### [STATED GOAL]
In the listing below, pick out lines with "name".

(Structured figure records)
====================

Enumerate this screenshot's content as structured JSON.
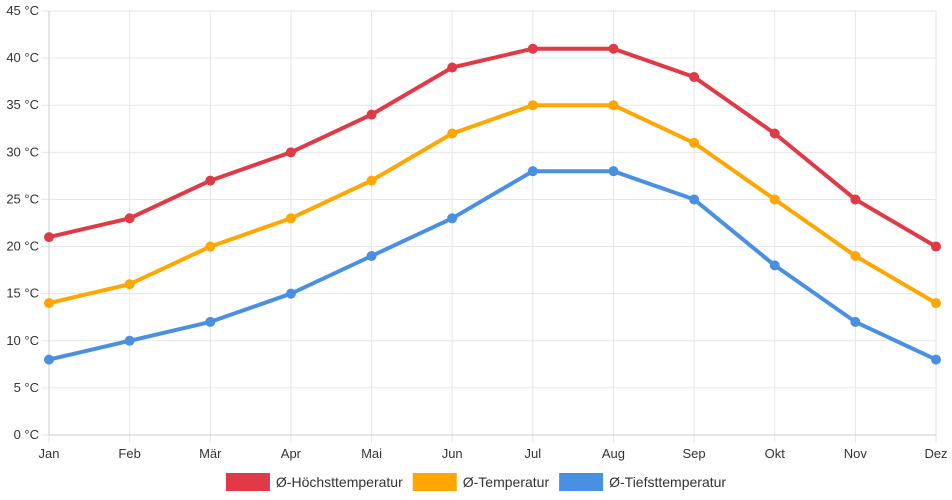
{
  "chart_data": {
    "type": "line",
    "title": "",
    "xlabel": "",
    "ylabel": "",
    "categories": [
      "Jan",
      "Feb",
      "Mär",
      "Apr",
      "Mai",
      "Jun",
      "Jul",
      "Aug",
      "Sep",
      "Okt",
      "Nov",
      "Dez"
    ],
    "ylim": [
      0,
      45
    ],
    "ytick_values": [
      0,
      5,
      10,
      15,
      20,
      25,
      30,
      35,
      40,
      45
    ],
    "ytick_labels": [
      "0 °C",
      "5 °C",
      "10 °C",
      "15 °C",
      "20 °C",
      "25 °C",
      "30 °C",
      "35 °C",
      "40 °C",
      "45 °C"
    ],
    "grid": true,
    "legend_position": "bottom-center",
    "series": [
      {
        "name": "Ø-Höchsttemperatur",
        "color": "#e03a46",
        "values": [
          21,
          23,
          27,
          30,
          34,
          39,
          41,
          41,
          38,
          32,
          25,
          20
        ]
      },
      {
        "name": "Ø-Temperatur",
        "color": "#ffa600",
        "values": [
          14,
          16,
          20,
          23,
          27,
          32,
          35,
          35,
          31,
          25,
          19,
          14
        ]
      },
      {
        "name": "Ø-Tiefsttemperatur",
        "color": "#4a90e2",
        "values": [
          8,
          10,
          12,
          15,
          19,
          23,
          28,
          28,
          25,
          18,
          12,
          8
        ]
      }
    ]
  }
}
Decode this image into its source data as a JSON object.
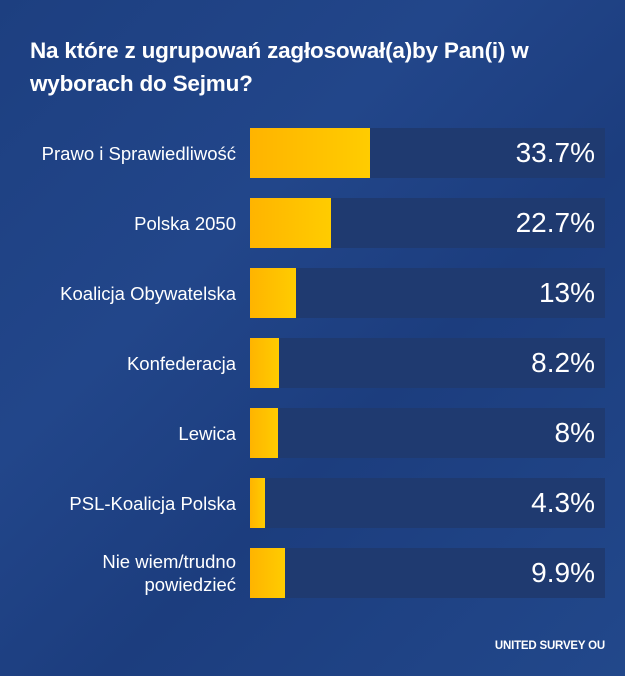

====================

### [THE ANSWER]
        "name": "Ø-Höchsttemperatur",
        "name": "Ø-Temperatur",
        "name": "Ø-Tiefsttemperatur",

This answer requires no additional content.